TASK = Can you rewrite the rows below, changing every "rank-label" to "row-label" and leaving everything else untouched?

DATA PROVIDED =
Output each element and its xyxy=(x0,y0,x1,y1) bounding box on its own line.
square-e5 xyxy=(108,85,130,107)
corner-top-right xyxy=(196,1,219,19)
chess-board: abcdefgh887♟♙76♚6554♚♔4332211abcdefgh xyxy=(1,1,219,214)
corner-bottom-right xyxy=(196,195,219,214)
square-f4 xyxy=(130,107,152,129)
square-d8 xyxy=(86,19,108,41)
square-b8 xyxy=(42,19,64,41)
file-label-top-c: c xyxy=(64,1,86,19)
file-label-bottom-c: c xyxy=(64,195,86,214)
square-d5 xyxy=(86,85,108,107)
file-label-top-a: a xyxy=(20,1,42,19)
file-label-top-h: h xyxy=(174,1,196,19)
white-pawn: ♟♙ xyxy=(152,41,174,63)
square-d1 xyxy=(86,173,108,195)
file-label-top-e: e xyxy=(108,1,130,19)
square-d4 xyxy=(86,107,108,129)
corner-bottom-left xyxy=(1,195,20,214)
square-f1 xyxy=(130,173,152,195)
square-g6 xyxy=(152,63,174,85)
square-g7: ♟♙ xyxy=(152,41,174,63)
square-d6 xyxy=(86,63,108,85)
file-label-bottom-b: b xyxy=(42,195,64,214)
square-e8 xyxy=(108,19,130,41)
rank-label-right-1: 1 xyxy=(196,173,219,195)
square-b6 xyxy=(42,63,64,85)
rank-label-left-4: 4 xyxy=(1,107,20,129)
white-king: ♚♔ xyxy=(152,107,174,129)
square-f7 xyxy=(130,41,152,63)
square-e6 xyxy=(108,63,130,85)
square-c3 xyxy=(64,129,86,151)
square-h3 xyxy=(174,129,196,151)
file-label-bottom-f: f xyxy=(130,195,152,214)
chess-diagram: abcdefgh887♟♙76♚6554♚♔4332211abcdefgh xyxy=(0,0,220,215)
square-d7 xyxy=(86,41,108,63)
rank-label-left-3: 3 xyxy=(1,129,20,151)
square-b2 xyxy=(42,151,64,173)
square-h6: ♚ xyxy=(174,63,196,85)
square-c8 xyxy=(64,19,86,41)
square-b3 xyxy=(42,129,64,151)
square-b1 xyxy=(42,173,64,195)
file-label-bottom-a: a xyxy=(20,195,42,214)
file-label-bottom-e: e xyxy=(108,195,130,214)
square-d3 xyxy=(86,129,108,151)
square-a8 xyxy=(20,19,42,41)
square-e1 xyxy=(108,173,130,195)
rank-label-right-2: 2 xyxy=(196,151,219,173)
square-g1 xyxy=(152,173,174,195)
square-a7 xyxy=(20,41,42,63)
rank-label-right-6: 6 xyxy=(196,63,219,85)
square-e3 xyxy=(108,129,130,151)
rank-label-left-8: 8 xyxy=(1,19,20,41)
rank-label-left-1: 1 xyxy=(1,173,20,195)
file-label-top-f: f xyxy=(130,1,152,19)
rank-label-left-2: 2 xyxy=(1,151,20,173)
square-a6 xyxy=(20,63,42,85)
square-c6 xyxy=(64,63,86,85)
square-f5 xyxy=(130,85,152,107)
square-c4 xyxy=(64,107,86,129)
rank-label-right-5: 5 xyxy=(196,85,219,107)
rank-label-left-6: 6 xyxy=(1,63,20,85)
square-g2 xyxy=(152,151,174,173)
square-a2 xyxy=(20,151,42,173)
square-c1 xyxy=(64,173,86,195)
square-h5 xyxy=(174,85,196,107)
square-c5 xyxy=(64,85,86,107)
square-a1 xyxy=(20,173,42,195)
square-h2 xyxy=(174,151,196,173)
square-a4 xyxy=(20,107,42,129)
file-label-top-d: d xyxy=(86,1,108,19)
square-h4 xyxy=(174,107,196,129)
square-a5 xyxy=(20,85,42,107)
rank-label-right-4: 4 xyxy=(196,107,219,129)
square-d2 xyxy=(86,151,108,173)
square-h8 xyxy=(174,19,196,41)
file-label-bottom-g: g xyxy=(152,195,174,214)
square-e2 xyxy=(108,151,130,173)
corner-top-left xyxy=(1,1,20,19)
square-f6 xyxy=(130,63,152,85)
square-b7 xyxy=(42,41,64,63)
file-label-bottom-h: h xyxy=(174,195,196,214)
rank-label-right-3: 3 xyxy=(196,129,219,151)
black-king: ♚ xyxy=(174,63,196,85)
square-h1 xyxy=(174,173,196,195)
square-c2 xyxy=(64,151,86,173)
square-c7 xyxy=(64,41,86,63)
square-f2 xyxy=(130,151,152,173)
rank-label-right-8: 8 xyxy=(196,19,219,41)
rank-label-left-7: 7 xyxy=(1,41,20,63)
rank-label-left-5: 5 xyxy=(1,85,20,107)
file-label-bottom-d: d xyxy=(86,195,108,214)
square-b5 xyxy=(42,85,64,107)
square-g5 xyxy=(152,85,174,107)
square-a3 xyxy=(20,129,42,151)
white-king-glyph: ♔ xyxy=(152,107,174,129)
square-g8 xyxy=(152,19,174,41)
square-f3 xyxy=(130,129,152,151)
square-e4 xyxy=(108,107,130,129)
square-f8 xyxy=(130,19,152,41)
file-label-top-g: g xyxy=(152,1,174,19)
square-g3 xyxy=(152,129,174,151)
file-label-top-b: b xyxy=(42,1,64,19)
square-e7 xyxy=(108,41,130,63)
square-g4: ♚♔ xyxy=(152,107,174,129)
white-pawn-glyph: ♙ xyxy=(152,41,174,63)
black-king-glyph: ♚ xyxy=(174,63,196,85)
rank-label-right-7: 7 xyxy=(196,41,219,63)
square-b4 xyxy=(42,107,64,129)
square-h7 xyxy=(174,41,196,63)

SOLUTION TO THIS TASK =
Output each element and its xyxy=(x0,y0,x1,y1) bounding box on its own line.
square-e5 xyxy=(108,85,130,107)
corner-top-right xyxy=(196,1,219,19)
chess-board: abcdefgh887♟♙76♚6554♚♔4332211abcdefgh xyxy=(1,1,219,214)
corner-bottom-right xyxy=(196,195,219,214)
square-f4 xyxy=(130,107,152,129)
square-d8 xyxy=(86,19,108,41)
square-b8 xyxy=(42,19,64,41)
file-label-top-c: c xyxy=(64,1,86,19)
file-label-bottom-c: c xyxy=(64,195,86,214)
square-d5 xyxy=(86,85,108,107)
file-label-top-a: a xyxy=(20,1,42,19)
file-label-top-h: h xyxy=(174,1,196,19)
white-pawn: ♟♙ xyxy=(152,41,174,63)
square-d1 xyxy=(86,173,108,195)
file-label-top-e: e xyxy=(108,1,130,19)
square-d4 xyxy=(86,107,108,129)
corner-bottom-left xyxy=(1,195,20,214)
square-f1 xyxy=(130,173,152,195)
square-g6 xyxy=(152,63,174,85)
square-g7: ♟♙ xyxy=(152,41,174,63)
square-d6 xyxy=(86,63,108,85)
file-label-bottom-b: b xyxy=(42,195,64,214)
square-e8 xyxy=(108,19,130,41)
row-label-right-1: 1 xyxy=(196,173,219,195)
square-b6 xyxy=(42,63,64,85)
row-label-left-4: 4 xyxy=(1,107,20,129)
white-king: ♚♔ xyxy=(152,107,174,129)
square-f7 xyxy=(130,41,152,63)
square-e6 xyxy=(108,63,130,85)
square-c3 xyxy=(64,129,86,151)
square-h3 xyxy=(174,129,196,151)
file-label-bottom-f: f xyxy=(130,195,152,214)
chess-diagram: abcdefgh887♟♙76♚6554♚♔4332211abcdefgh xyxy=(0,0,220,215)
square-d7 xyxy=(86,41,108,63)
row-label-left-3: 3 xyxy=(1,129,20,151)
square-b2 xyxy=(42,151,64,173)
square-h6: ♚ xyxy=(174,63,196,85)
square-c8 xyxy=(64,19,86,41)
square-b3 xyxy=(42,129,64,151)
square-b1 xyxy=(42,173,64,195)
file-label-bottom-a: a xyxy=(20,195,42,214)
file-label-bottom-e: e xyxy=(108,195,130,214)
square-d3 xyxy=(86,129,108,151)
square-a8 xyxy=(20,19,42,41)
square-e1 xyxy=(108,173,130,195)
row-label-right-2: 2 xyxy=(196,151,219,173)
square-g1 xyxy=(152,173,174,195)
square-a7 xyxy=(20,41,42,63)
row-label-right-6: 6 xyxy=(196,63,219,85)
square-e3 xyxy=(108,129,130,151)
row-label-left-8: 8 xyxy=(1,19,20,41)
row-label-left-1: 1 xyxy=(1,173,20,195)
file-label-top-f: f xyxy=(130,1,152,19)
row-label-left-2: 2 xyxy=(1,151,20,173)
square-a6 xyxy=(20,63,42,85)
square-c6 xyxy=(64,63,86,85)
square-f5 xyxy=(130,85,152,107)
square-c4 xyxy=(64,107,86,129)
row-label-right-5: 5 xyxy=(196,85,219,107)
row-label-left-6: 6 xyxy=(1,63,20,85)
square-g2 xyxy=(152,151,174,173)
square-a2 xyxy=(20,151,42,173)
square-c1 xyxy=(64,173,86,195)
square-h5 xyxy=(174,85,196,107)
square-c5 xyxy=(64,85,86,107)
square-a1 xyxy=(20,173,42,195)
square-h2 xyxy=(174,151,196,173)
square-a4 xyxy=(20,107,42,129)
file-label-top-d: d xyxy=(86,1,108,19)
square-h4 xyxy=(174,107,196,129)
square-a5 xyxy=(20,85,42,107)
row-label-right-4: 4 xyxy=(196,107,219,129)
square-d2 xyxy=(86,151,108,173)
square-h8 xyxy=(174,19,196,41)
file-label-bottom-g: g xyxy=(152,195,174,214)
square-e2 xyxy=(108,151,130,173)
corner-top-left xyxy=(1,1,20,19)
square-f6 xyxy=(130,63,152,85)
square-b7 xyxy=(42,41,64,63)
file-label-bottom-h: h xyxy=(174,195,196,214)
row-label-right-3: 3 xyxy=(196,129,219,151)
black-king: ♚ xyxy=(174,63,196,85)
square-h1 xyxy=(174,173,196,195)
square-c2 xyxy=(64,151,86,173)
square-c7 xyxy=(64,41,86,63)
square-f2 xyxy=(130,151,152,173)
row-label-right-8: 8 xyxy=(196,19,219,41)
row-label-left-7: 7 xyxy=(1,41,20,63)
row-label-left-5: 5 xyxy=(1,85,20,107)
file-label-bottom-d: d xyxy=(86,195,108,214)
square-b5 xyxy=(42,85,64,107)
square-g5 xyxy=(152,85,174,107)
square-a3 xyxy=(20,129,42,151)
white-king-glyph: ♔ xyxy=(152,107,174,129)
square-g8 xyxy=(152,19,174,41)
square-f3 xyxy=(130,129,152,151)
square-e4 xyxy=(108,107,130,129)
square-f8 xyxy=(130,19,152,41)
file-label-top-g: g xyxy=(152,1,174,19)
square-g3 xyxy=(152,129,174,151)
file-label-top-b: b xyxy=(42,1,64,19)
square-e7 xyxy=(108,41,130,63)
square-g4: ♚♔ xyxy=(152,107,174,129)
white-pawn-glyph: ♙ xyxy=(152,41,174,63)
black-king-glyph: ♚ xyxy=(174,63,196,85)
row-label-right-7: 7 xyxy=(196,41,219,63)
square-b4 xyxy=(42,107,64,129)
square-h7 xyxy=(174,41,196,63)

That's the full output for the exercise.